Start Available data
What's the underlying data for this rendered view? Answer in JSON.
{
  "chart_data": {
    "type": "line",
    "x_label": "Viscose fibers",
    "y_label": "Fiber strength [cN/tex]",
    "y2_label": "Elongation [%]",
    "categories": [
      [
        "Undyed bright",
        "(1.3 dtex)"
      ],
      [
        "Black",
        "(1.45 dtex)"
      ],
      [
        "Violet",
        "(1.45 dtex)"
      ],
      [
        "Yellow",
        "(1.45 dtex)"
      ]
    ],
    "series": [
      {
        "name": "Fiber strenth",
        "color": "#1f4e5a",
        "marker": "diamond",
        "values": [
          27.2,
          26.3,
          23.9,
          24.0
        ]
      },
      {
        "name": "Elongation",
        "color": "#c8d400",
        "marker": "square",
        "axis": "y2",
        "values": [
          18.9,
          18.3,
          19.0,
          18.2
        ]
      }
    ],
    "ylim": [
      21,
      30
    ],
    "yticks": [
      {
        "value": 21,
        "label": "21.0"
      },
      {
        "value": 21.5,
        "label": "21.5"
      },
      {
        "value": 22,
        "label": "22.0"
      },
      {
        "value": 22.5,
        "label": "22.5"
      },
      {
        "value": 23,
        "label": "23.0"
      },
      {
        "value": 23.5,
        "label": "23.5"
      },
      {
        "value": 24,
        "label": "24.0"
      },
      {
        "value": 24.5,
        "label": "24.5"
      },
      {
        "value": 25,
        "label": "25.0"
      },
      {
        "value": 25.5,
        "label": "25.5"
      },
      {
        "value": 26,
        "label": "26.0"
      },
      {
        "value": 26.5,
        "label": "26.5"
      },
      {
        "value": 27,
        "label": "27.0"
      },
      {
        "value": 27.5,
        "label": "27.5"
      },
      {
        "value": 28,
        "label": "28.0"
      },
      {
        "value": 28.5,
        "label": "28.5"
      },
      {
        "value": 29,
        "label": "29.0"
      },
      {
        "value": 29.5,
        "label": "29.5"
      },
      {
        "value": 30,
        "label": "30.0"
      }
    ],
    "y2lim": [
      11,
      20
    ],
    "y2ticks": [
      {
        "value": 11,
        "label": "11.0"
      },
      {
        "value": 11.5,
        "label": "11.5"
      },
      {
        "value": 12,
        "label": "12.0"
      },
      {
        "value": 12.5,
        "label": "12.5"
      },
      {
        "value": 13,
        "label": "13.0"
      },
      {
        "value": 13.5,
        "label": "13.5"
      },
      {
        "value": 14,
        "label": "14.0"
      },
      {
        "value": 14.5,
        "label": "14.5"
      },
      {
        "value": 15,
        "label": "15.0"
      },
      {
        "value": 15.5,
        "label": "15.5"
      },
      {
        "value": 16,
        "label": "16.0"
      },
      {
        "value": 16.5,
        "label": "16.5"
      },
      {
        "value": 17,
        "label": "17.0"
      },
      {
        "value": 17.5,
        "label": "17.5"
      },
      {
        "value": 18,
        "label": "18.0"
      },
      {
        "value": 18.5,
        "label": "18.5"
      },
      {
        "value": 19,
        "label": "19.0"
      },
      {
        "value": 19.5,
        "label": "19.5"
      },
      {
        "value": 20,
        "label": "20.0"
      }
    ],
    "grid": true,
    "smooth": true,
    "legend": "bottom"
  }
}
End Available data
Start Available data
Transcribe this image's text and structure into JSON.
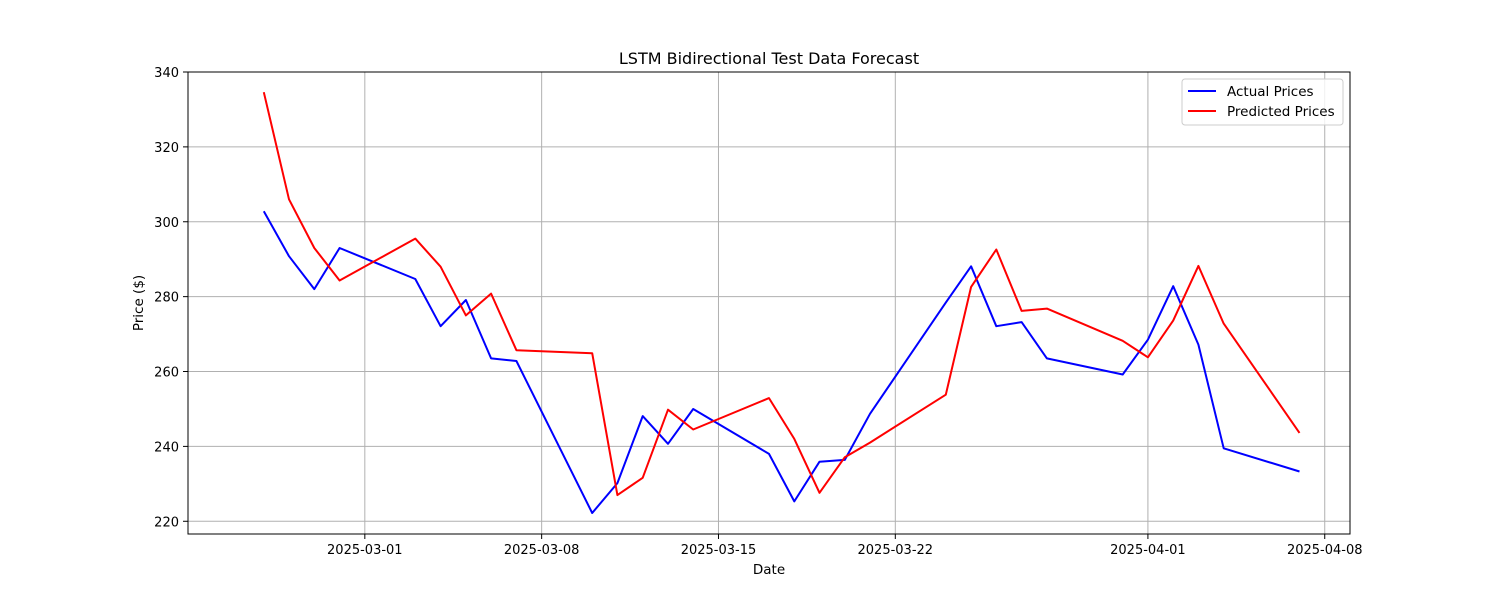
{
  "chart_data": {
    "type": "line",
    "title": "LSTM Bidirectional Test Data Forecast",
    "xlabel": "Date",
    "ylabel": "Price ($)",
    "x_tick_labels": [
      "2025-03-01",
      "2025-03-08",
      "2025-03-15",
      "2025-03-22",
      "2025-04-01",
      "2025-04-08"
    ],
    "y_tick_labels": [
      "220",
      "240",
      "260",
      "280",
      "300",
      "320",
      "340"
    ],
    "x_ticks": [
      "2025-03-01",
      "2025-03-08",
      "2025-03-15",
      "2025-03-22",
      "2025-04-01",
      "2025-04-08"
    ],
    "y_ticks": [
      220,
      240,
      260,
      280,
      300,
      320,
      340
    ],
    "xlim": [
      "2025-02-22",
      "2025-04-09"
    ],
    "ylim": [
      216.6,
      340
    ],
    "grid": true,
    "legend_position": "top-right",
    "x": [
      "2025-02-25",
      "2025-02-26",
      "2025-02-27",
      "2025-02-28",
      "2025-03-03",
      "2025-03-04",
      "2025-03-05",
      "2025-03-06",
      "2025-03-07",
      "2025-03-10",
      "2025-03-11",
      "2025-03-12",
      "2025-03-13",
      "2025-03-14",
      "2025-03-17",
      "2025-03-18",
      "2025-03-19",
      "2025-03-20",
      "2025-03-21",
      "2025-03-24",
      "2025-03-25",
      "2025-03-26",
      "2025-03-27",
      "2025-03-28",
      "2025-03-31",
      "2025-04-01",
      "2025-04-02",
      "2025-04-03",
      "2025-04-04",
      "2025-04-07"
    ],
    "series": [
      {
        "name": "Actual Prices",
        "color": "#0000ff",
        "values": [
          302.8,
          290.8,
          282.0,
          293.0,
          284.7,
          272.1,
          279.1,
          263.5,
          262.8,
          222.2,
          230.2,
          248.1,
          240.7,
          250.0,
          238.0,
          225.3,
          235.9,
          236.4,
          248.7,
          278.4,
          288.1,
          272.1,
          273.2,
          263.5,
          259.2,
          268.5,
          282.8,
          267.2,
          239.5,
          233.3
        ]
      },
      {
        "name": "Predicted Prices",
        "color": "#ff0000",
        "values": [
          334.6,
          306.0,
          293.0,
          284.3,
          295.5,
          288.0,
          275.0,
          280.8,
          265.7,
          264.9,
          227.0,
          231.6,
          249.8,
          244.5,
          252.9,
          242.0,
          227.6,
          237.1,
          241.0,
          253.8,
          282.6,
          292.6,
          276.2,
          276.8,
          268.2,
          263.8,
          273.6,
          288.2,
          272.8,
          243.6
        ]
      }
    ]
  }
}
End Available data
» **Goal**: Filter the entries down to the lines with the word "name" in them.

» **Answer for this exercise**:
        "name": "Fiber strenth",
        "name": "Elongation",
        "name": "Actual Prices",
        "name": "Predicted Prices",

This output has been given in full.